Reproduce all the entries precisely.

......

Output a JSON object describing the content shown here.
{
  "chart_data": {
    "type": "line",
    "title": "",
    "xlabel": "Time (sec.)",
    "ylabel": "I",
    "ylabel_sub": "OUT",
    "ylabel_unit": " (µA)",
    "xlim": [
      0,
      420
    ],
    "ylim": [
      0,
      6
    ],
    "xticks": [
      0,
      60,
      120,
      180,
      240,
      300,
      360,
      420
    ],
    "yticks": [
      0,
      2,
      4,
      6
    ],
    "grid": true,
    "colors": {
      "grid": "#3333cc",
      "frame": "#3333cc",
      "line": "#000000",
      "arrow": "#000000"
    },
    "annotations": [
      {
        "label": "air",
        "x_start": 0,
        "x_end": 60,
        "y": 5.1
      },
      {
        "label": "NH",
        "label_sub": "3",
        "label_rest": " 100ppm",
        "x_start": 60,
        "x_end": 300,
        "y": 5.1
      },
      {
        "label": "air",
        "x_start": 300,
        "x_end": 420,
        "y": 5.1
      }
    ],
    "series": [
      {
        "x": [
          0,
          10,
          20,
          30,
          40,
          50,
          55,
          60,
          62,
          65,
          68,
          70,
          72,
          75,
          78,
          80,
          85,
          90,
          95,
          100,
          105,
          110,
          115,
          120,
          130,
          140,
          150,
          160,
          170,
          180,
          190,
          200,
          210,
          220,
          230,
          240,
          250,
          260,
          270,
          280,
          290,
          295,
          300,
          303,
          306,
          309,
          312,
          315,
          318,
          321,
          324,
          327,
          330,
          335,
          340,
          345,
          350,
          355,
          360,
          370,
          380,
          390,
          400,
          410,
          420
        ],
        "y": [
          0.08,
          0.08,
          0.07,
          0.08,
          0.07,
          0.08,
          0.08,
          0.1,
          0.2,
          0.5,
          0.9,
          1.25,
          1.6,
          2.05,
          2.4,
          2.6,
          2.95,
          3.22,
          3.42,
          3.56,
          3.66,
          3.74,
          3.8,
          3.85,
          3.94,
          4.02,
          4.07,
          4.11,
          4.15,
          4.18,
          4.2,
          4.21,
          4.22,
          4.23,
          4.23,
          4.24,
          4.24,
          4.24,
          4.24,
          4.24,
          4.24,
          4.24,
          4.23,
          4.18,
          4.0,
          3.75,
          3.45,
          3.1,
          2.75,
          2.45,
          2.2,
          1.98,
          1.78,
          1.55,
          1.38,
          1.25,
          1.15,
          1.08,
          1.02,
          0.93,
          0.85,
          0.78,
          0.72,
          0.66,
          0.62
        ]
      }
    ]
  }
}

......

- **TASK OUTPUT**
Output a JSON object describing the content shown here.
{
  "chart_data": {
    "type": "line",
    "title": "",
    "xlabel": "Time (sec.)",
    "ylabel": "I",
    "ylabel_sub": "OUT",
    "ylabel_unit": " (µA)",
    "xlim": [
      0,
      420
    ],
    "ylim": [
      0,
      6
    ],
    "xticks": [
      0,
      60,
      120,
      180,
      240,
      300,
      360,
      420
    ],
    "yticks": [
      0,
      2,
      4,
      6
    ],
    "grid": true,
    "colors": {
      "grid": "#3333cc",
      "frame": "#3333cc",
      "line": "#000000",
      "arrow": "#000000"
    },
    "annotations": [
      {
        "label": "air",
        "x_start": 0,
        "x_end": 60,
        "y": 5.1
      },
      {
        "label": "NH",
        "label_sub": "3",
        "label_rest": " 100ppm",
        "x_start": 60,
        "x_end": 300,
        "y": 5.1
      },
      {
        "label": "air",
        "x_start": 300,
        "x_end": 420,
        "y": 5.1
      }
    ],
    "series": [
      {
        "x": [
          0,
          10,
          20,
          30,
          40,
          50,
          55,
          60,
          62,
          65,
          68,
          70,
          72,
          75,
          78,
          80,
          85,
          90,
          95,
          100,
          105,
          110,
          115,
          120,
          130,
          140,
          150,
          160,
          170,
          180,
          190,
          200,
          210,
          220,
          230,
          240,
          250,
          260,
          270,
          280,
          290,
          295,
          300,
          303,
          306,
          309,
          312,
          315,
          318,
          321,
          324,
          327,
          330,
          335,
          340,
          345,
          350,
          355,
          360,
          370,
          380,
          390,
          400,
          410,
          420
        ],
        "y": [
          0.08,
          0.08,
          0.07,
          0.08,
          0.07,
          0.08,
          0.08,
          0.1,
          0.2,
          0.5,
          0.9,
          1.25,
          1.6,
          2.05,
          2.4,
          2.6,
          2.95,
          3.22,
          3.42,
          3.56,
          3.66,
          3.74,
          3.8,
          3.85,
          3.94,
          4.02,
          4.07,
          4.11,
          4.15,
          4.18,
          4.2,
          4.21,
          4.22,
          4.23,
          4.23,
          4.24,
          4.24,
          4.24,
          4.24,
          4.24,
          4.24,
          4.24,
          4.23,
          4.18,
          4.0,
          3.75,
          3.45,
          3.1,
          2.75,
          2.45,
          2.2,
          1.98,
          1.78,
          1.55,
          1.38,
          1.25,
          1.15,
          1.08,
          1.02,
          0.93,
          0.85,
          0.78,
          0.72,
          0.66,
          0.62
        ]
      }
    ]
  }
}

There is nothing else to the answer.